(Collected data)
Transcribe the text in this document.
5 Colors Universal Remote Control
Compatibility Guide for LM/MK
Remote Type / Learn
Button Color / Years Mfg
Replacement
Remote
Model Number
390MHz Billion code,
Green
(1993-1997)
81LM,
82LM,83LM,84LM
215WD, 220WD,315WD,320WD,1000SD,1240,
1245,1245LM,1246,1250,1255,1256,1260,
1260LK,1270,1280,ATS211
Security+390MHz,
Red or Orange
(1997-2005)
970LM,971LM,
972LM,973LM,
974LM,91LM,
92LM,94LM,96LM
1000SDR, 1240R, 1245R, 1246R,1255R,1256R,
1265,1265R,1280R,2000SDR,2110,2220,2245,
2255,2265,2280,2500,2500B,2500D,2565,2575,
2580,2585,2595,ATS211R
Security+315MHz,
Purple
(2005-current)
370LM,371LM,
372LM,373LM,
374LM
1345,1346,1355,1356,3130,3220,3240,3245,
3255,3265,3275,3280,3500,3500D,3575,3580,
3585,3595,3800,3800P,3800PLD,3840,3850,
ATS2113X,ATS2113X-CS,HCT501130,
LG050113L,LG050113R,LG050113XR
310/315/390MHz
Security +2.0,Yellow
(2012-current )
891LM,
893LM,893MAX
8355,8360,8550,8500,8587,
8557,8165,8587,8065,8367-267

■ **WHAT YOU NEED TO DO**: Retype all the material above precisely, with no line left out.

■ **THE OUTPUT**:
Transcribe the text in this document.
5 Colors Universal Remote Control
Compatibility Guide for LM/MK
Remote Type / Learn
Button Color / Years Mfg
Replacement
Remote
Model Number
390MHz Billion code,
Green
(1993-1997)
81LM,
82LM,83LM,84LM
215WD, 220WD,315WD,320WD,1000SD,1240,
1245,1245LM,1246,1250,1255,1256,1260,
1260LK,1270,1280,ATS211
Security+390MHz,
Red or Orange
(1997-2005)
970LM,971LM,
972LM,973LM,
974LM,91LM,
92LM,94LM,96LM
1000SDR, 1240R, 1245R, 1246R,1255R,1256R,
1265,1265R,1280R,2000SDR,2110,2220,2245,
2255,2265,2280,2500,2500B,2500D,2565,2575,
2580,2585,2595,ATS211R
Security+315MHz,
Purple
(2005-current)
370LM,371LM,
372LM,373LM,
374LM
1345,1346,1355,1356,3130,3220,3240,3245,
3255,3265,3275,3280,3500,3500D,3575,3580,
3585,3595,3800,3800P,3800PLD,3840,3850,
ATS2113X,ATS2113X-CS,HCT501130,
LG050113L,LG050113R,LG050113XR
310/315/390MHz
Security +2.0,Yellow
(2012-current )
891LM,
893LM,893MAX
8355,8360,8550,8500,8587,
8557,8165,8587,8065,8367-267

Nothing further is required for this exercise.